(Goal of the exercise) Pick every line with "JSON" from the material below.

* Start Recorded information *

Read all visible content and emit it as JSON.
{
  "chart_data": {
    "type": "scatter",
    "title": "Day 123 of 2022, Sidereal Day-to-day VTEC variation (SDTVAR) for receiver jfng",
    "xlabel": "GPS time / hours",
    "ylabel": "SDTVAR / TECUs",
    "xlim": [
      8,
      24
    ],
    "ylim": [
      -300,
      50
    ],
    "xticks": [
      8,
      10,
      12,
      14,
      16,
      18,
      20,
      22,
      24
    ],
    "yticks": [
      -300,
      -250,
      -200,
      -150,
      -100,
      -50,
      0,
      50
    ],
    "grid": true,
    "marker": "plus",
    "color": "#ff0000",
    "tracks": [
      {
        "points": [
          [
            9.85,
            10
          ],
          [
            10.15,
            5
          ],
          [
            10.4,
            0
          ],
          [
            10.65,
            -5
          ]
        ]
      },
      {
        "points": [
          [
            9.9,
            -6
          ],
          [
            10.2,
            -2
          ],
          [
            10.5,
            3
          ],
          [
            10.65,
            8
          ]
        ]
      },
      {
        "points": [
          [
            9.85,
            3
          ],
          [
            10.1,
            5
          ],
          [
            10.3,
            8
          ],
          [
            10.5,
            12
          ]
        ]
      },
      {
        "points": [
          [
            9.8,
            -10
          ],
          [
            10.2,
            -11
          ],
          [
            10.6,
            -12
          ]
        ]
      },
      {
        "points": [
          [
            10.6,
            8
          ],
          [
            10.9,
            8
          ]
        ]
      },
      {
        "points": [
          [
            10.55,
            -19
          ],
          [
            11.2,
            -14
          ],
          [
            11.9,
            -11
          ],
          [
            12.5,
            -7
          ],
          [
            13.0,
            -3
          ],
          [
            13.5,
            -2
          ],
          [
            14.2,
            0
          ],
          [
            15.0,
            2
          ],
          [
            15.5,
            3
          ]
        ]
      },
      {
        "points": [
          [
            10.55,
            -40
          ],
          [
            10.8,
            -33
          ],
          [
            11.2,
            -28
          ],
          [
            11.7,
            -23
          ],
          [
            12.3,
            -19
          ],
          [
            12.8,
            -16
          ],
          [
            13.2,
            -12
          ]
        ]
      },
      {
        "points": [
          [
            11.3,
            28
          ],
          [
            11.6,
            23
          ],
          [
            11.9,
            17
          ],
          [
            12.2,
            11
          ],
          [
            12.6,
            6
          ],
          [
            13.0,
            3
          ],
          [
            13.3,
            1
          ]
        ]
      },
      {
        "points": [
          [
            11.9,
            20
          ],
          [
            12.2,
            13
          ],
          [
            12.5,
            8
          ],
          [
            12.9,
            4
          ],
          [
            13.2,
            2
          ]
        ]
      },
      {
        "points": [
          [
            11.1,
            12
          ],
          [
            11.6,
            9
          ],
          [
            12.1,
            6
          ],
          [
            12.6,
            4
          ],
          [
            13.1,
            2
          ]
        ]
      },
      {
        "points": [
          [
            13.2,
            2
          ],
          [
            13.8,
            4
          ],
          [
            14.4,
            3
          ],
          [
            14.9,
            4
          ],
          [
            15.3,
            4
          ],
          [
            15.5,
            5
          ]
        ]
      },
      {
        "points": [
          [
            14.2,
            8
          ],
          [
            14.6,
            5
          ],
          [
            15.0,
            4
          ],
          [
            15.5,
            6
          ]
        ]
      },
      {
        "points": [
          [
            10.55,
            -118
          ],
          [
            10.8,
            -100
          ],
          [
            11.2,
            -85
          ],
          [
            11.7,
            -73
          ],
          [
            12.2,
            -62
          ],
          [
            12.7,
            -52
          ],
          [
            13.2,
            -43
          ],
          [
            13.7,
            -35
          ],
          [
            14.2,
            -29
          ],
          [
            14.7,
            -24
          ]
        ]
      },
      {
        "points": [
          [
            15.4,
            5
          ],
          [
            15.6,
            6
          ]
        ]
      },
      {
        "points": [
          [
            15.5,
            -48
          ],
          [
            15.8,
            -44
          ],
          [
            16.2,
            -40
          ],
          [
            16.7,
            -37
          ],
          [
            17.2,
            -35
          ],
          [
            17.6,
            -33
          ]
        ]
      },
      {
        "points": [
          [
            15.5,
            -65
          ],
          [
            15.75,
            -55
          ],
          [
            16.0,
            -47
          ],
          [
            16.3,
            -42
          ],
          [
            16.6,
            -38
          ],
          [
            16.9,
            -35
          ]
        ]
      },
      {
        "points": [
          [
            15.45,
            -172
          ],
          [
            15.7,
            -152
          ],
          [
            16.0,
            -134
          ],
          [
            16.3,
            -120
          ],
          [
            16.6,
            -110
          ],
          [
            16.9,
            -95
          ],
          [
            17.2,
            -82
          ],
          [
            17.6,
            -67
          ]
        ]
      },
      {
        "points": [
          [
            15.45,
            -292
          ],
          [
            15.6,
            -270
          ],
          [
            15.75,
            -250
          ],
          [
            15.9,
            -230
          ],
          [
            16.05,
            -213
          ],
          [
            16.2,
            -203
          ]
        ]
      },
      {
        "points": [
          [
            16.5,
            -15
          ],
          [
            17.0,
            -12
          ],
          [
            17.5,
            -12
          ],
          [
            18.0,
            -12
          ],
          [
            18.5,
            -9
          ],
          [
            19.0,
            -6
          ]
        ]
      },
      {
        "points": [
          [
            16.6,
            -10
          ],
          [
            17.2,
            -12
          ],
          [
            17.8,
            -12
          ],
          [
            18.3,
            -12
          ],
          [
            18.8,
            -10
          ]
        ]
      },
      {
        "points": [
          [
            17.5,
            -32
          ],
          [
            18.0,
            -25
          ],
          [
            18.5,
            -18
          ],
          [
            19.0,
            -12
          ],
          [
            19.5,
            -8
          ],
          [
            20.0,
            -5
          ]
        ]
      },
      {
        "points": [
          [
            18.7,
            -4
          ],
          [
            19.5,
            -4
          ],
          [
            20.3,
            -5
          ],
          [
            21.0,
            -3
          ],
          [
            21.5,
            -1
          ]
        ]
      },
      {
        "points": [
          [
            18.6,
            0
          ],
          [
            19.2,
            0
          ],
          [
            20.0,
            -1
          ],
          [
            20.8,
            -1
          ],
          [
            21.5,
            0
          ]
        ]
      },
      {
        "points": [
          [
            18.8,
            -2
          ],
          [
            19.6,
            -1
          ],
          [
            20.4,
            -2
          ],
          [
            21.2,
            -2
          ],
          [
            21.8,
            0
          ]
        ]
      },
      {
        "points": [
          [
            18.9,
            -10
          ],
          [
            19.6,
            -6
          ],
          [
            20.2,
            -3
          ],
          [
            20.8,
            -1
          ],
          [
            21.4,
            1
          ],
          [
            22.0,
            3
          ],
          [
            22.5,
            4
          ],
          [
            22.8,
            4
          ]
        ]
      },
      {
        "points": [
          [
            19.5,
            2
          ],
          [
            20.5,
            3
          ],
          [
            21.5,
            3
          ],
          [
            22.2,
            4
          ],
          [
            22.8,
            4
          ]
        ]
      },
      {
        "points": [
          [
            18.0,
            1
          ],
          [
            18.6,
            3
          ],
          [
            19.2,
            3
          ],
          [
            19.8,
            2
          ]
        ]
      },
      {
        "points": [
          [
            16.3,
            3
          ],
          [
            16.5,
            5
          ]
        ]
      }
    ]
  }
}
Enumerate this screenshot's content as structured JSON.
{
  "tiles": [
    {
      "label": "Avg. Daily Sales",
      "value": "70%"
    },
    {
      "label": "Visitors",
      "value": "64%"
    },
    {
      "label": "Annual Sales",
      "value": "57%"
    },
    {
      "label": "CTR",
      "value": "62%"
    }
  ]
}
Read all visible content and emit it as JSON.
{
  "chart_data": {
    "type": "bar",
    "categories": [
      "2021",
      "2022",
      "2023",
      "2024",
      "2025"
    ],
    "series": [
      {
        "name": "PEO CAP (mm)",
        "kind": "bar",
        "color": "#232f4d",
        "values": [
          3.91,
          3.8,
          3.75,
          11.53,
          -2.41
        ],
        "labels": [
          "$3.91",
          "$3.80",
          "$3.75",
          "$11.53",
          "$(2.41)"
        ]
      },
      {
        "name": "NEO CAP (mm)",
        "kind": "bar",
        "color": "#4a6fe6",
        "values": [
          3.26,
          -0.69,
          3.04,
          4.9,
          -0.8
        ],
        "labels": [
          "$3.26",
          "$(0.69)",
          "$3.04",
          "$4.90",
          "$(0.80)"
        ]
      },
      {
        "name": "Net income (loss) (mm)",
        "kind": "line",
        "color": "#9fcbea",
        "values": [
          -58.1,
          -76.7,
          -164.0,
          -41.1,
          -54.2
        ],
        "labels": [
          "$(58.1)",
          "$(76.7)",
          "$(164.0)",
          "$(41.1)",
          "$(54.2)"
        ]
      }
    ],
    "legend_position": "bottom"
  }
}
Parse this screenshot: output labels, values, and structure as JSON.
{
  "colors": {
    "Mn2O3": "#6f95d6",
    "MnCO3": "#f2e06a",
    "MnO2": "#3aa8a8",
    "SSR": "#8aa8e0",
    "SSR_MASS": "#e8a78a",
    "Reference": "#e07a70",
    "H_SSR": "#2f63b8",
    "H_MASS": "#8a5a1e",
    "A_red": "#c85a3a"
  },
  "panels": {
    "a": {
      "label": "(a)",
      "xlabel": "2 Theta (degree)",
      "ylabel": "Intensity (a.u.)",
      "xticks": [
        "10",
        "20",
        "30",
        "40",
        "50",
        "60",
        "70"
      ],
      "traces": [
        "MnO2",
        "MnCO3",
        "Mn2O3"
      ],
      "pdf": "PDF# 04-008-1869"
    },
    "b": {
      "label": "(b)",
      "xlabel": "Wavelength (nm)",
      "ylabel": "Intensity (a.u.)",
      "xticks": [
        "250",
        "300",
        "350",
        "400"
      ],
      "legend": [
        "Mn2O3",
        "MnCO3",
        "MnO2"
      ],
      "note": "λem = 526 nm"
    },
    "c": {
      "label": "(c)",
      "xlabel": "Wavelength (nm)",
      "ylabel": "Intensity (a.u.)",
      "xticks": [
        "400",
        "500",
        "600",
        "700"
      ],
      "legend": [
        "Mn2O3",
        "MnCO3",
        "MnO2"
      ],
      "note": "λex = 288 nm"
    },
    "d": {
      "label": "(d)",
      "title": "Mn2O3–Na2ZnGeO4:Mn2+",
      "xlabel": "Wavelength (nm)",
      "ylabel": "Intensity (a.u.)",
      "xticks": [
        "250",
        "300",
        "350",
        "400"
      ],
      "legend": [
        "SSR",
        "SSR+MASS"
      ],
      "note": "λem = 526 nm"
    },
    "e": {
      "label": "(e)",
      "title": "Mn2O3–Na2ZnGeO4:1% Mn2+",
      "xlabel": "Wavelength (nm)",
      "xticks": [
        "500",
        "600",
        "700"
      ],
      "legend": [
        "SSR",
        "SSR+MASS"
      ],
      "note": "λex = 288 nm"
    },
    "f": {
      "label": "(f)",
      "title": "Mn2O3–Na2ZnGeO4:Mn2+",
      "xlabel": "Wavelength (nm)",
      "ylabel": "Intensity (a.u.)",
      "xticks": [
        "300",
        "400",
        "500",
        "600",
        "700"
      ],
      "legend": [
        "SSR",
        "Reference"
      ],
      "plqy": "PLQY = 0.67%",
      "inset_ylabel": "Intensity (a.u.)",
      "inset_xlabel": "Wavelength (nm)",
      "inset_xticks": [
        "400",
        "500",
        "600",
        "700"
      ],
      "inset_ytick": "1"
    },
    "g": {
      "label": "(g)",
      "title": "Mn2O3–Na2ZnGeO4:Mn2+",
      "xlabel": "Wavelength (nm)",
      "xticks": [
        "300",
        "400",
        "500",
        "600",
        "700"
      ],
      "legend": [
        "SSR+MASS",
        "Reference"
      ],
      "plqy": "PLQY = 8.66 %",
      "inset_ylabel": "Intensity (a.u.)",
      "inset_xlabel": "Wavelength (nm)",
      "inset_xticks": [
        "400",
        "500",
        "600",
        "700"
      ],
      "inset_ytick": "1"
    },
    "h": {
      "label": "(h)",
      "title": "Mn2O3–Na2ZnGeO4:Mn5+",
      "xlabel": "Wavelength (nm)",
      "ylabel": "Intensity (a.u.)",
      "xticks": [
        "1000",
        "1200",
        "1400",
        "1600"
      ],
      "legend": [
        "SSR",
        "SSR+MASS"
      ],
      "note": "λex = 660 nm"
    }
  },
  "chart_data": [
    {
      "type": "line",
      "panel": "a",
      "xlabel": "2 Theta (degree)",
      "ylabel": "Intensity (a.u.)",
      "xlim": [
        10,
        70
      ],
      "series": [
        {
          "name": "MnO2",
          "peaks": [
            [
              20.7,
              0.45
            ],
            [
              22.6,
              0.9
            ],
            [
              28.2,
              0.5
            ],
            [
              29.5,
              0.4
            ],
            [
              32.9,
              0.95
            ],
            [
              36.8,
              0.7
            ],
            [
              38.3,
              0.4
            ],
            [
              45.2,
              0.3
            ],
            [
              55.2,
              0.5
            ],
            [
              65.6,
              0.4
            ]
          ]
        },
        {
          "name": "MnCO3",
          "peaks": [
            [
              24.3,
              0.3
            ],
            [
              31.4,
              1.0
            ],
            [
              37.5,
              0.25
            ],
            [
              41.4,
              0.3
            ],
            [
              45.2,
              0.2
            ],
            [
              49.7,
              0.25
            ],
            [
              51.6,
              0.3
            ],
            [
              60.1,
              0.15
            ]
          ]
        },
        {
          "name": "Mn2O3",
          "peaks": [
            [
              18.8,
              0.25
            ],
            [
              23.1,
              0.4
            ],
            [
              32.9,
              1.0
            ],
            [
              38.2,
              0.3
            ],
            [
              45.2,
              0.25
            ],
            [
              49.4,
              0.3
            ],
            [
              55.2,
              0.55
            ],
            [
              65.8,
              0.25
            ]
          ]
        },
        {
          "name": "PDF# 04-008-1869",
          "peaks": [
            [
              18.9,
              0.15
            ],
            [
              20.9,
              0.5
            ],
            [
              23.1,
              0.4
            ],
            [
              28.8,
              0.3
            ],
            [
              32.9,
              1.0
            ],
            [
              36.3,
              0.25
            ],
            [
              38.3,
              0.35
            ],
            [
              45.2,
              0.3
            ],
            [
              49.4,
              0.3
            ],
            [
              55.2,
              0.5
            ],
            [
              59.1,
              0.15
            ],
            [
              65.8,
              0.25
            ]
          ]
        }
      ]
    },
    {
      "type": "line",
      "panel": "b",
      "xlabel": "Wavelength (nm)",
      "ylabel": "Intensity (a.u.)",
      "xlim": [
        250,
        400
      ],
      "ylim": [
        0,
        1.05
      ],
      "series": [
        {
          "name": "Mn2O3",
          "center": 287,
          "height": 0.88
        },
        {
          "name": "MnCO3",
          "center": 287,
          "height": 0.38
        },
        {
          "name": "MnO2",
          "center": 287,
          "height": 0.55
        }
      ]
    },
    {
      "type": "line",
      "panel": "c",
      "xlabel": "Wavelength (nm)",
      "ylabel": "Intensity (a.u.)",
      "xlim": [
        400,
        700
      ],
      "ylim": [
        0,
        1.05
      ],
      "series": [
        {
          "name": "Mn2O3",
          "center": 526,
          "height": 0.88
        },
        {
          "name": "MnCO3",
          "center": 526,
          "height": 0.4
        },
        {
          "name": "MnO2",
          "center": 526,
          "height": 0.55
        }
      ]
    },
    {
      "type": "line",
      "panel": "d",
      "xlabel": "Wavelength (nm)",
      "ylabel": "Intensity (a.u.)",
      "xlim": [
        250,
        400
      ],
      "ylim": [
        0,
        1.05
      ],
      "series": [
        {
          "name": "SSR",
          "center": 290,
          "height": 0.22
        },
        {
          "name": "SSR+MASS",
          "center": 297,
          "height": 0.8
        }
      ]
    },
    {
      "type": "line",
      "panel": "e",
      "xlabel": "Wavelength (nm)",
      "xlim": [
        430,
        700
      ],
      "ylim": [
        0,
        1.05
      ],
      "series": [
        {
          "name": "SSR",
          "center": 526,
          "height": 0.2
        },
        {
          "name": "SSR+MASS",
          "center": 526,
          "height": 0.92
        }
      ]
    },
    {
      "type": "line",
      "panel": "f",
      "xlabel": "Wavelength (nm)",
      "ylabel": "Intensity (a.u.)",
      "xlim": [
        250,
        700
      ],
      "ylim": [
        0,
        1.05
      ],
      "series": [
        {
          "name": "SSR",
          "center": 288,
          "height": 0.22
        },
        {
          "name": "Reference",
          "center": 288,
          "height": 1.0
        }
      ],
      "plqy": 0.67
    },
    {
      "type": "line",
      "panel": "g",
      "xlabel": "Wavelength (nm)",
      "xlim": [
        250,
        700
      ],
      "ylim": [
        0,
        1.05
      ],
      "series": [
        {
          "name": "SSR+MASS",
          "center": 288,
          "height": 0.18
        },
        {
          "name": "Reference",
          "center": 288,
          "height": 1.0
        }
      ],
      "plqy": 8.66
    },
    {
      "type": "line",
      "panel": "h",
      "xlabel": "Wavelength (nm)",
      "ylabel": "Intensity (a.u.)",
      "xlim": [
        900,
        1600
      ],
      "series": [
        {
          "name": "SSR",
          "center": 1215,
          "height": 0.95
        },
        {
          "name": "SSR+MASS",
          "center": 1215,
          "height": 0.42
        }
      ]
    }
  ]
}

* End Recorded information *

(Written answer)
Read all visible content and emit it as JSON.
Enumerate this screenshot's content as structured JSON.
Read all visible content and emit it as JSON.
Parse this screenshot: output labels, values, and structure as JSON.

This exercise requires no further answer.